> [AIM]:
Transcribe all records exactly.

> [RECORDS]:
• • •

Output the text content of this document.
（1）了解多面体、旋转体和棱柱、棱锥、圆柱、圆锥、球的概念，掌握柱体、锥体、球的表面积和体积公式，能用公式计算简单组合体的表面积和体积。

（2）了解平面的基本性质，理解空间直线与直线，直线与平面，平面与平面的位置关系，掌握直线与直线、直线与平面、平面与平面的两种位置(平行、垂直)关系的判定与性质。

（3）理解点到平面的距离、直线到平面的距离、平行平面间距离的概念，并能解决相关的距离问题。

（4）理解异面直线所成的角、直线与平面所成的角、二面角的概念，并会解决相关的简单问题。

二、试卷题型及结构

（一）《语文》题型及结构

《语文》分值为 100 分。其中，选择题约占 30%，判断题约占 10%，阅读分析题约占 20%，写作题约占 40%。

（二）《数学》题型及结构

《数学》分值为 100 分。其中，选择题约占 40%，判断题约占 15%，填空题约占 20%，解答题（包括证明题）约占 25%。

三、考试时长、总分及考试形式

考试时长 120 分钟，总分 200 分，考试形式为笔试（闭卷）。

• • •

> [RESPONSE FOR THIS EXERCISE]:
Output the text content of this document.
（1）了解多面体、旋转体和棱柱、棱锥、圆柱、圆锥、球的概念，掌握柱体、锥体、球的表面积和体积公式，能用公式计算简单组合体的表面积和体积。

（2）了解平面的基本性质，理解空间直线与直线，直线与平面，平面与平面的位置关系，掌握直线与直线、直线与平面、平面与平面的两种位置(平行、垂直)关系的判定与性质。

（3）理解点到平面的距离、直线到平面的距离、平行平面间距离的概念，并能解决相关的距离问题。

（4）理解异面直线所成的角、直线与平面所成的角、二面角的概念，并会解决相关的简单问题。

二、试卷题型及结构

（一）《语文》题型及结构

《语文》分值为 100 分。其中，选择题约占 30%，判断题约占 10%，阅读分析题约占 20%，写作题约占 40%。

（二）《数学》题型及结构

《数学》分值为 100 分。其中，选择题约占 40%，判断题约占 15%，填空题约占 20%，解答题（包括证明题）约占 25%。

三、考试时长、总分及考试形式

考试时长 120 分钟，总分 200 分，考试形式为笔试（闭卷）。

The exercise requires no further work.